## EXERCISE INSTRUCTIONS
From the records below, copy every line that contains the word "title".

## TASK DATA
=-=-=-=-=
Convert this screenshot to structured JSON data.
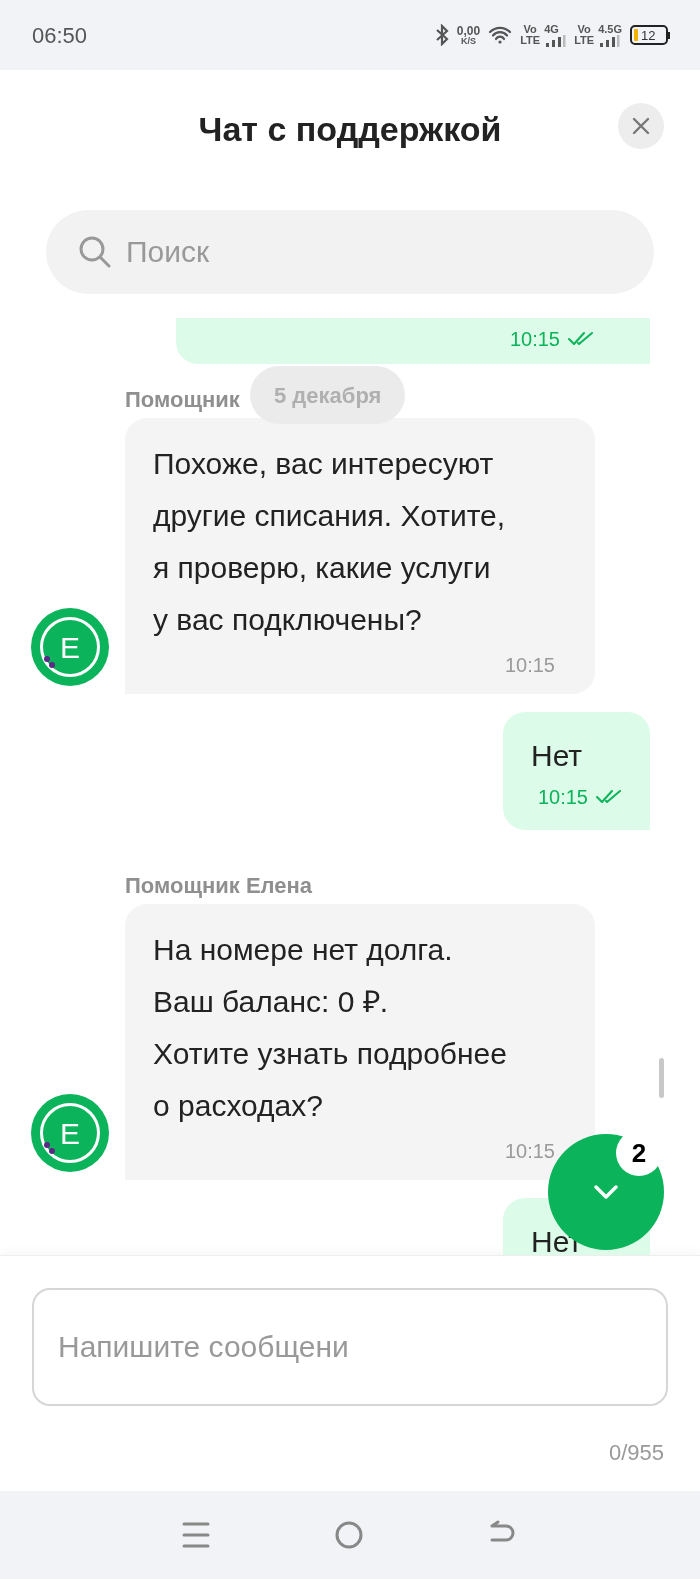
{
  "status_bar": {
    "time": "06:50",
    "speed_value": "0,00",
    "speed_unit": "K/S",
    "sims": [
      {
        "volte_top": "Vo",
        "volte_bottom": "LTE",
        "network": "4G"
      },
      {
        "volte_top": "Vo",
        "volte_bottom": "LTE",
        "network": "4.5G"
      }
    ],
    "battery": "12"
  },
  "header": {
    "title": "Чат с поддержкой"
  },
  "search": {
    "placeholder": "Поиск"
  },
  "messages": [
    {
      "kind": "outgoing",
      "time": "10:15",
      "read": true
    },
    {
      "kind": "date",
      "label": "5 декабря"
    },
    {
      "kind": "incoming",
      "sender": "Помощник",
      "text": "Похоже, вас интересуют\nдругие списания. Хотите,\nя проверю, какие услуги\nу вас подключены?",
      "time": "10:15",
      "avatar": "Е"
    },
    {
      "kind": "outgoing",
      "text": "Нет",
      "time": "10:15",
      "read": true
    },
    {
      "kind": "incoming",
      "sender": "Помощник Елена",
      "text": "На номере нет долга.\nВаш баланс: 0 ₽.\nХотите узнать подробнее\nо расходах?",
      "time": "10:15",
      "avatar": "Е"
    },
    {
      "kind": "outgoing",
      "text": "Нет"
    }
  ],
  "scroll_button": {
    "badge": "2"
  },
  "composer": {
    "placeholder": "Напишите сообщени",
    "counter": "0/955"
  }
}
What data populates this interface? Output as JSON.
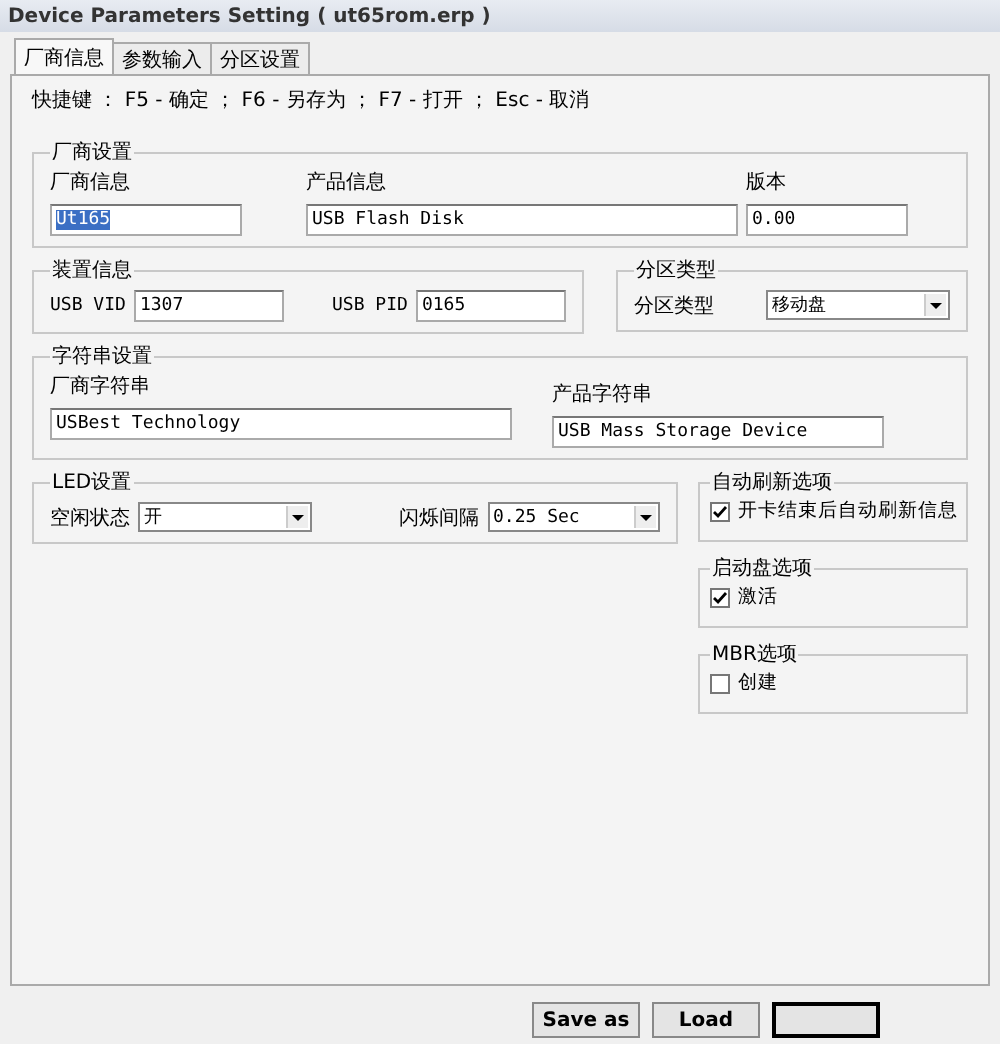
{
  "window": {
    "title": "Device Parameters Setting ( ut65rom.erp )"
  },
  "tabs": [
    {
      "label": "厂商信息",
      "selected": true
    },
    {
      "label": "参数输入",
      "selected": false
    },
    {
      "label": "分区设置",
      "selected": false
    }
  ],
  "shortcut_hint": "快捷键 ： F5 - 确定 ； F6 - 另存为 ； F7 - 打开 ； Esc - 取消",
  "vendor_settings": {
    "title": "厂商设置",
    "fields": [
      {
        "label": "厂商信息",
        "value": "Ut165",
        "text_selected": true
      },
      {
        "label": "产品信息",
        "value": "USB Flash Disk",
        "text_selected": false
      },
      {
        "label": "版本",
        "value": "0.00",
        "text_selected": false
      }
    ]
  },
  "device_info": {
    "title": "装置信息",
    "fields": [
      {
        "label": "USB VID",
        "value": "1307"
      },
      {
        "label": "USB PID",
        "value": "0165"
      }
    ]
  },
  "partition_type": {
    "title": "分区类型",
    "label": "分区类型",
    "value": "移动盘"
  },
  "strings": {
    "title": "字符串设置",
    "fields": [
      {
        "label": "厂商字符串",
        "value": "USBest Technology"
      },
      {
        "label": "产品字符串",
        "value": "USB Mass Storage Device"
      }
    ]
  },
  "led": {
    "title": "LED设置",
    "fields": [
      {
        "label": "空闲状态",
        "value": "开"
      },
      {
        "label": "闪烁间隔",
        "value": "0.25 Sec"
      }
    ]
  },
  "options": [
    {
      "title": "自动刷新选项",
      "label": "开卡结束后自动刷新信息",
      "checked": true
    },
    {
      "title": "启动盘选项",
      "label": "激活",
      "checked": true
    },
    {
      "title": "MBR选项",
      "label": "创建",
      "checked": false
    }
  ],
  "buttons": [
    {
      "label": "Save as",
      "focused": false
    },
    {
      "label": "Load",
      "focused": false
    },
    {
      "focused": true
    }
  ]
}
=-=-=-=-=
## WORKED SOLUTION
    "title": "Чат с поддержкой"
    "title": "Device Parameters Setting ( ut65rom.erp )"
    "title": "厂商设置",
    "title": "装置信息",
    "title": "分区类型",
    "title": "字符串设置",
    "title": "LED设置",
      "title": "自动刷新选项",
      "title": "启动盘选项",
      "title": "MBR选项",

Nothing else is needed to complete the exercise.